= What is being asked =
Among the entries, which lines carry the string "been"? Copy each of them.

= Stored records =
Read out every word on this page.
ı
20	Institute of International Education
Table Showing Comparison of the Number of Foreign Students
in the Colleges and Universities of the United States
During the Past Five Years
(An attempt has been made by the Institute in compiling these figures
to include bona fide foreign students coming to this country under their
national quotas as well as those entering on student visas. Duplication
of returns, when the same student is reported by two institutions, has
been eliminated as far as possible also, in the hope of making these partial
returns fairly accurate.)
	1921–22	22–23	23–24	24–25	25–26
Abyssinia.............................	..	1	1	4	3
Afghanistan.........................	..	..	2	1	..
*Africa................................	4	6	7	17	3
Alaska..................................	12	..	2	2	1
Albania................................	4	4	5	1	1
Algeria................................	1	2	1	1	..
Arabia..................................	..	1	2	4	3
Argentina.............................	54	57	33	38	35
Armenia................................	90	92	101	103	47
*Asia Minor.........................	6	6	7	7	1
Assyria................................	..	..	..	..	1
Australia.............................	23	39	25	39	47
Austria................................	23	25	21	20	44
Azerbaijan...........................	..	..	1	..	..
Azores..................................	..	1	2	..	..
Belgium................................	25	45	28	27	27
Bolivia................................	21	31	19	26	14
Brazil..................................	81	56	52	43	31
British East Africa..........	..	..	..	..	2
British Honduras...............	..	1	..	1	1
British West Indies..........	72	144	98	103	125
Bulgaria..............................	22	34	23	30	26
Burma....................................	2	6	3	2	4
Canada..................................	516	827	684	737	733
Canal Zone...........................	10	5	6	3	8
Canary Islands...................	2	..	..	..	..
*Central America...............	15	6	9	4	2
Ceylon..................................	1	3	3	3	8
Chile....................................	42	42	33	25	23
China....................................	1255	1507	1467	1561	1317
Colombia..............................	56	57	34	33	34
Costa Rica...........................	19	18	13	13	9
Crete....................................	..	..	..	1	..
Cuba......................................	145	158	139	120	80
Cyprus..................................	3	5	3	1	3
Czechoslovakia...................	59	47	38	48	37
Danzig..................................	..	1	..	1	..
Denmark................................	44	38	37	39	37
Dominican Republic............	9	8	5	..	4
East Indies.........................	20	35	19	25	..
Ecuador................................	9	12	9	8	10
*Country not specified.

= Response to the exercise =
(An attempt has been made by the Institute in compiling these figures
been eliminated as far as possible also, in the hope of making these partial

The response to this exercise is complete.